Required work: For the data that follows, report how many lines contain the word "among", and nothing else.

Given information:
· · · · ·
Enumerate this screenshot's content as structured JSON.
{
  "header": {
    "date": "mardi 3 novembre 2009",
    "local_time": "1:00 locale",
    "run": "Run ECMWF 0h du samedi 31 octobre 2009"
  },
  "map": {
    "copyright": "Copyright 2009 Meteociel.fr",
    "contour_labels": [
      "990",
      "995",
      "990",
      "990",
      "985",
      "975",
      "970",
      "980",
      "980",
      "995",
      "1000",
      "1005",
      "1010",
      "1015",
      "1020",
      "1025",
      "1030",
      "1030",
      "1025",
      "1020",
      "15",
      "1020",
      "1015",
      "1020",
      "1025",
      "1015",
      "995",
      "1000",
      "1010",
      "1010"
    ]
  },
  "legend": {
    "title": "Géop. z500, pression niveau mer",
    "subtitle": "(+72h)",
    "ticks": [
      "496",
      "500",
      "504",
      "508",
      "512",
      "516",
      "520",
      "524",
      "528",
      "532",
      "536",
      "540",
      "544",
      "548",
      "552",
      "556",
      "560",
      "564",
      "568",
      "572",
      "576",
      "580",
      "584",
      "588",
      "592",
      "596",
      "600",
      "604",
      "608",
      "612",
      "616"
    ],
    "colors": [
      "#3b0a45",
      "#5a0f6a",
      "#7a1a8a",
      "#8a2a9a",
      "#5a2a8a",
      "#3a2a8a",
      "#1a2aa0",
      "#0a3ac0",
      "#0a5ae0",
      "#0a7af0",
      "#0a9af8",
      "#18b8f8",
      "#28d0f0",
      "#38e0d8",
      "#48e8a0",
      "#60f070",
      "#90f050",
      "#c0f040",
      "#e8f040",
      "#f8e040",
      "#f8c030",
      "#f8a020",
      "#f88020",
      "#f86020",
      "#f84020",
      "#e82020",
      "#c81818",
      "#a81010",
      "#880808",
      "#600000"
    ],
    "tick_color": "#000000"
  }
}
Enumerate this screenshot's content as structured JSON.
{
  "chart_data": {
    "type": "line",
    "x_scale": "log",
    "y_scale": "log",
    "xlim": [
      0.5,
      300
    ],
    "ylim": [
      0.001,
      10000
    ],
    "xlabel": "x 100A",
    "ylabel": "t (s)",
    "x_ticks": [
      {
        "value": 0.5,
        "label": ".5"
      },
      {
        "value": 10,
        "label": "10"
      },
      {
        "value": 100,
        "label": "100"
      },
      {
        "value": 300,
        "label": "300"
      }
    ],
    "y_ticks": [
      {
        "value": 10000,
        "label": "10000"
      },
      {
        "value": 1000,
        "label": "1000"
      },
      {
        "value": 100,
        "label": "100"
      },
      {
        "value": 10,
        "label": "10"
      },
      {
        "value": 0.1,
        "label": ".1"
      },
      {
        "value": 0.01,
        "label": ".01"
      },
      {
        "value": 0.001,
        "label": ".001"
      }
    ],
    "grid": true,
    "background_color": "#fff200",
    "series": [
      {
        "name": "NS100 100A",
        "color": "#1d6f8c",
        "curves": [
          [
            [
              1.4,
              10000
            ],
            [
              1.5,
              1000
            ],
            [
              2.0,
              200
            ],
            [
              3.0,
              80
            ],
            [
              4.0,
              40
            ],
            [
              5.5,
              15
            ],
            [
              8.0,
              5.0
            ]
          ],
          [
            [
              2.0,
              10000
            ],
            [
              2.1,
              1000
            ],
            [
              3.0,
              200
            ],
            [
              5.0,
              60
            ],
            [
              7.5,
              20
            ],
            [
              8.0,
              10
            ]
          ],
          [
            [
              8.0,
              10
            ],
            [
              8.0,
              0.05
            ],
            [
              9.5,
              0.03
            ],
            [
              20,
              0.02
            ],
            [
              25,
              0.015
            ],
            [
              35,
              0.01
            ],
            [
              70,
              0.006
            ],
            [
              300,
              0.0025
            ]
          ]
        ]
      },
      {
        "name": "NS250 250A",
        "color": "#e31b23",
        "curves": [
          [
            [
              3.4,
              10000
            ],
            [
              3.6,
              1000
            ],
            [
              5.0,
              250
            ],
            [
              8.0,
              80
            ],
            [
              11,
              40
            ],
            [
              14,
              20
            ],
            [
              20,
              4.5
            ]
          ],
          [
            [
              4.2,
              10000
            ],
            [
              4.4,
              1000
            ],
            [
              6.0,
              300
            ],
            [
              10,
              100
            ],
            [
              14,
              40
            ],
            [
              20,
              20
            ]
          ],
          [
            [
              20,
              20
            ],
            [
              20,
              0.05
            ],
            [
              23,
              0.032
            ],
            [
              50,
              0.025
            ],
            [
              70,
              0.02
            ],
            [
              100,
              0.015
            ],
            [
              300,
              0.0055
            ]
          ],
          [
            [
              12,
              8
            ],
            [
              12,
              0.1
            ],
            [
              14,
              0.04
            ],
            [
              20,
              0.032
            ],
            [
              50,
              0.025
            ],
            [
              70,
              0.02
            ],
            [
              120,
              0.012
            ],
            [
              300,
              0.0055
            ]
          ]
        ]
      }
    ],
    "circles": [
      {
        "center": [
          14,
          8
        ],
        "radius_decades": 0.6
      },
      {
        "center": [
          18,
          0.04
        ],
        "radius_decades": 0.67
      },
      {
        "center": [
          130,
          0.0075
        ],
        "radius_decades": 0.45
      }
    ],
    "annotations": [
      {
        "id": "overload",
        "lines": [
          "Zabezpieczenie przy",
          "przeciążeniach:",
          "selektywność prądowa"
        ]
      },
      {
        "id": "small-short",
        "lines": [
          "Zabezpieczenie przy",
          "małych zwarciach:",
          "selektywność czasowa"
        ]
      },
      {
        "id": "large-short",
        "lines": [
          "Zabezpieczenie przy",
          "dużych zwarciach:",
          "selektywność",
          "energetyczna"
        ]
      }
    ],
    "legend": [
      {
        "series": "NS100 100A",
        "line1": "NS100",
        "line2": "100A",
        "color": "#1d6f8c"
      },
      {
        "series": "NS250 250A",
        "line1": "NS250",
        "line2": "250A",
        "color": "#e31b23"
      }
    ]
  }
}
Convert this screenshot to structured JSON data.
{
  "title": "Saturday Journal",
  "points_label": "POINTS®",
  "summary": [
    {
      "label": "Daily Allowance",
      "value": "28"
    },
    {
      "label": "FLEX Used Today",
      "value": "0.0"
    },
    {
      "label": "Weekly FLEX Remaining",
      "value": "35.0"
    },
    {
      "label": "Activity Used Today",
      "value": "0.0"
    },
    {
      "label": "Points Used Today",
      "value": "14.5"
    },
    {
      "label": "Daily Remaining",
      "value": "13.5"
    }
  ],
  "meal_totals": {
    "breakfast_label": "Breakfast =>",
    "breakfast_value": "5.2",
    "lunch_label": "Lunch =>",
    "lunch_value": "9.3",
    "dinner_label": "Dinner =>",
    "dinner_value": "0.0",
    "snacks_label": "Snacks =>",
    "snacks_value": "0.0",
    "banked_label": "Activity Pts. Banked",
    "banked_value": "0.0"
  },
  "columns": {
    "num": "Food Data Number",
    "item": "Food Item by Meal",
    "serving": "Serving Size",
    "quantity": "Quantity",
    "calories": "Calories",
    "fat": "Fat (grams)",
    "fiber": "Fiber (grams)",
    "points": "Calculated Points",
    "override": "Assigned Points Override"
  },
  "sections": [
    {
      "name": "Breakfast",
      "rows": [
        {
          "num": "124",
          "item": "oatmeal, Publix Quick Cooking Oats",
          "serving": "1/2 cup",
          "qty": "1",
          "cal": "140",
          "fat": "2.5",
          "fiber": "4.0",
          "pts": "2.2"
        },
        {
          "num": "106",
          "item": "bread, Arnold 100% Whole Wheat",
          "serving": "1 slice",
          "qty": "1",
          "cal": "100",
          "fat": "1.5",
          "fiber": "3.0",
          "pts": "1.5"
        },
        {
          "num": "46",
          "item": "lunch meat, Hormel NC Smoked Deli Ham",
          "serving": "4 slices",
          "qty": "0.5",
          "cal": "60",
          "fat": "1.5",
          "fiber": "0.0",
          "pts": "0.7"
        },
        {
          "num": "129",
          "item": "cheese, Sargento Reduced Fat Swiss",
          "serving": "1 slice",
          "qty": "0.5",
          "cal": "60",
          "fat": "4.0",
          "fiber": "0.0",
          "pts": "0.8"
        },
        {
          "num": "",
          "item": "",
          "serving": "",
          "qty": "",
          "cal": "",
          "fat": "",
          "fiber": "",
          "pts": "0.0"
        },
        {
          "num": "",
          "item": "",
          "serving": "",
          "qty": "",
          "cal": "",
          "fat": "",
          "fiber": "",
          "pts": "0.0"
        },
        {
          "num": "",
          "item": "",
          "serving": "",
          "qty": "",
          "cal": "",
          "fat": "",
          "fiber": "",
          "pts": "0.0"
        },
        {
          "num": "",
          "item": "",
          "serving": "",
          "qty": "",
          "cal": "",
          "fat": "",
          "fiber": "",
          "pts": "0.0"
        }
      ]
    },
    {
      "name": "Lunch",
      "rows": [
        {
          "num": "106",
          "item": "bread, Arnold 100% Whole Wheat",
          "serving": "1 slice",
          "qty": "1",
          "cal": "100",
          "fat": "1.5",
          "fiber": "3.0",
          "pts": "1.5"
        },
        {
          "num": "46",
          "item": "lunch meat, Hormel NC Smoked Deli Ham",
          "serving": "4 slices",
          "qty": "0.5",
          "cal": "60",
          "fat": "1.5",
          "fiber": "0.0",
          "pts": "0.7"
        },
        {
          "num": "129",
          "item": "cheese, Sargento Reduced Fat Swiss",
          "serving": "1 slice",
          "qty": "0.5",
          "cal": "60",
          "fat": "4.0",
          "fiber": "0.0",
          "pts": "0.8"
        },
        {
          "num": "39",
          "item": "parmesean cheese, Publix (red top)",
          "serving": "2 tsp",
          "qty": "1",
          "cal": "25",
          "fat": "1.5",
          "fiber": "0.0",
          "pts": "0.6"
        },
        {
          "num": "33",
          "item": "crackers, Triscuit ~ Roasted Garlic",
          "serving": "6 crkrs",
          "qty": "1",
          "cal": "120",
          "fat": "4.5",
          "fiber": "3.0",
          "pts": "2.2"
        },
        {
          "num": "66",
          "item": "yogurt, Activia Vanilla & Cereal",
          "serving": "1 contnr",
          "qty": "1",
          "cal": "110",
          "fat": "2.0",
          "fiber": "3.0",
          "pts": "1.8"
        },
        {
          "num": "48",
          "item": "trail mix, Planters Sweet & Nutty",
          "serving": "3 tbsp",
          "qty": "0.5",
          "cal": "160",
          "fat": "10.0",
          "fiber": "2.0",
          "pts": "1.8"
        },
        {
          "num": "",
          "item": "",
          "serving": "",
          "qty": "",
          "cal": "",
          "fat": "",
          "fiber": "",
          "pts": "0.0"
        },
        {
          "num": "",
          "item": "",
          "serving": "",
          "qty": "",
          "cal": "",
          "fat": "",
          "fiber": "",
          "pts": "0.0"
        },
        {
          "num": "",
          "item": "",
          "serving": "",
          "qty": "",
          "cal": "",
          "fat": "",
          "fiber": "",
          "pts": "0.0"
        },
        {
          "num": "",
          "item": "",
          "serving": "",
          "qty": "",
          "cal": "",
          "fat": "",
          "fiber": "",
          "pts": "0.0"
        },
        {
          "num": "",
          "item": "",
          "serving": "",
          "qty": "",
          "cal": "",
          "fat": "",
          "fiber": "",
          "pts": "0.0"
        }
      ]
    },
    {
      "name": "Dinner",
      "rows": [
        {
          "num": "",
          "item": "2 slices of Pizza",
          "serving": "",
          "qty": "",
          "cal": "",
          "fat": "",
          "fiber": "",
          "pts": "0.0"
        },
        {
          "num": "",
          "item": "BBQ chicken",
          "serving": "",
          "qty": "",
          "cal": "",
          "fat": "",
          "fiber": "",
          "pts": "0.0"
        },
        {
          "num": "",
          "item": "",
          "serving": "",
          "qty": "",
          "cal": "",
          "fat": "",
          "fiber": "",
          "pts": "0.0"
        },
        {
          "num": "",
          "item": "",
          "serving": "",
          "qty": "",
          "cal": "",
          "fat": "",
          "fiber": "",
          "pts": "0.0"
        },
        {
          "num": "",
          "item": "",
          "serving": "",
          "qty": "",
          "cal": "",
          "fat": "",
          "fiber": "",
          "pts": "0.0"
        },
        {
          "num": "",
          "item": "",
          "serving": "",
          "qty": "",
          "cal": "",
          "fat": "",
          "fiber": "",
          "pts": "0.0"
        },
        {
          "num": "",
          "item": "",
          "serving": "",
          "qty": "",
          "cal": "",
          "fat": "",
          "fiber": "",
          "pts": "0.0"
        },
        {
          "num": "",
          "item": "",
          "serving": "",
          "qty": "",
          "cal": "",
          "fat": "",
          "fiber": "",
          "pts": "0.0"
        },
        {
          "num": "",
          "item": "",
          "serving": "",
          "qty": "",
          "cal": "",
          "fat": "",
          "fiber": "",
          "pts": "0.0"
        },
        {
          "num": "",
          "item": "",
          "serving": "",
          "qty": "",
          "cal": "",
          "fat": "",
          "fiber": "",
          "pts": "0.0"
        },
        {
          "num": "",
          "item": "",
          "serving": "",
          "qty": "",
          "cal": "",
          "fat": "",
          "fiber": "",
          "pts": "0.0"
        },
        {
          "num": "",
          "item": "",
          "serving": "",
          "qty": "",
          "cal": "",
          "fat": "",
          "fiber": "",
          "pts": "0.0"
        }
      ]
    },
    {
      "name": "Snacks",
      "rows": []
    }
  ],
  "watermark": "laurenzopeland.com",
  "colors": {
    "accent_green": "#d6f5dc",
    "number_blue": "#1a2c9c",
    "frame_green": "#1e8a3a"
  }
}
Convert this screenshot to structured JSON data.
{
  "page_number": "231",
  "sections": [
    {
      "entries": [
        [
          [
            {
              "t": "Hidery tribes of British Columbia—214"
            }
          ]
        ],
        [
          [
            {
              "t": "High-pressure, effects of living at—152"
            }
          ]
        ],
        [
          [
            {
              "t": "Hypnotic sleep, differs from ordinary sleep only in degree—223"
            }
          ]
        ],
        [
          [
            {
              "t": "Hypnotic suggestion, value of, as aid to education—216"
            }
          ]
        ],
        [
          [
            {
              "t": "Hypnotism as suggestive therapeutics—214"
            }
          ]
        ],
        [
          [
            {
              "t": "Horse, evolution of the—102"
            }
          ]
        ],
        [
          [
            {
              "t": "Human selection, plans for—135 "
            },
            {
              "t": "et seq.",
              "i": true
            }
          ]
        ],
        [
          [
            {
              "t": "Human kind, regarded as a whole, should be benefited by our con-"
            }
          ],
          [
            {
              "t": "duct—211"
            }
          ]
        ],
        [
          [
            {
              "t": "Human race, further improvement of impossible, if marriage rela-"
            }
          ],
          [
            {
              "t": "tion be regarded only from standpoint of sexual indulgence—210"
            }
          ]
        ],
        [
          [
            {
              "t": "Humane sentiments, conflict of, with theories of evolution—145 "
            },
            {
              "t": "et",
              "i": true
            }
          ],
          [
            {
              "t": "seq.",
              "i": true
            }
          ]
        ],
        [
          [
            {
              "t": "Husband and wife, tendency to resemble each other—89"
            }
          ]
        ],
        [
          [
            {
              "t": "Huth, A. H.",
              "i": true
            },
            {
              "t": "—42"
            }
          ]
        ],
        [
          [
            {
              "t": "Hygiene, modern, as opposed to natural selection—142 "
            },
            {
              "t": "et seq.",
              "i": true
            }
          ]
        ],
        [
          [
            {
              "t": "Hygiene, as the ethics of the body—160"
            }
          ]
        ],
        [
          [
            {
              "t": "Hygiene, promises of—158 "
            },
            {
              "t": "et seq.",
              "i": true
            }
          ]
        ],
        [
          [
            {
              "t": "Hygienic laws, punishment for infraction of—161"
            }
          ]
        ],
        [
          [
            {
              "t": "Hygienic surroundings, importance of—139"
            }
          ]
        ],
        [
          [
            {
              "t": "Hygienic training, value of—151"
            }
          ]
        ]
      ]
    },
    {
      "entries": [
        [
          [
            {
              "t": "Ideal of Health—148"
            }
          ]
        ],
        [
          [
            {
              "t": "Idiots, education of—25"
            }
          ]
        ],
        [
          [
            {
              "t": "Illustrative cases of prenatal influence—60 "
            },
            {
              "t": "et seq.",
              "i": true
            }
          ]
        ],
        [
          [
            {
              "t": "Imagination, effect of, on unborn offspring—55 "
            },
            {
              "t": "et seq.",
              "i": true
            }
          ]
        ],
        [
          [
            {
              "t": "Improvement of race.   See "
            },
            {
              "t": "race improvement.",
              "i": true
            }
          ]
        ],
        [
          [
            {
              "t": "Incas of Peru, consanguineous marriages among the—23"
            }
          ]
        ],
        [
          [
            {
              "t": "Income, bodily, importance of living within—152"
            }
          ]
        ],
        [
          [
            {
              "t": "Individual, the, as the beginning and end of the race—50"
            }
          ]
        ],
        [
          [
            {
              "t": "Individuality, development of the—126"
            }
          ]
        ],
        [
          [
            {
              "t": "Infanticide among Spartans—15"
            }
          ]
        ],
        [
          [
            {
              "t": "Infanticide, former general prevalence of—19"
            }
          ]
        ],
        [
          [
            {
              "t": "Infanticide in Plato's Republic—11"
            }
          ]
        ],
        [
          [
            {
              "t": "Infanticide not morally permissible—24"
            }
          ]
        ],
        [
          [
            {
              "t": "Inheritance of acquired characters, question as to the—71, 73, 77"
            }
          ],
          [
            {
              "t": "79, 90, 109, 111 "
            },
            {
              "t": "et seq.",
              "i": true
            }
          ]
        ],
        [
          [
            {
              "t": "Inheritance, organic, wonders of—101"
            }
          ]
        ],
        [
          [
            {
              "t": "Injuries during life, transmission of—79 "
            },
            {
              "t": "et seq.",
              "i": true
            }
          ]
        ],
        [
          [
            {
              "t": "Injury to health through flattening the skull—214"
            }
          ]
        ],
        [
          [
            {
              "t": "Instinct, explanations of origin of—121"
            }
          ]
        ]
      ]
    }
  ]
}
· · · · ·
Written answer: 2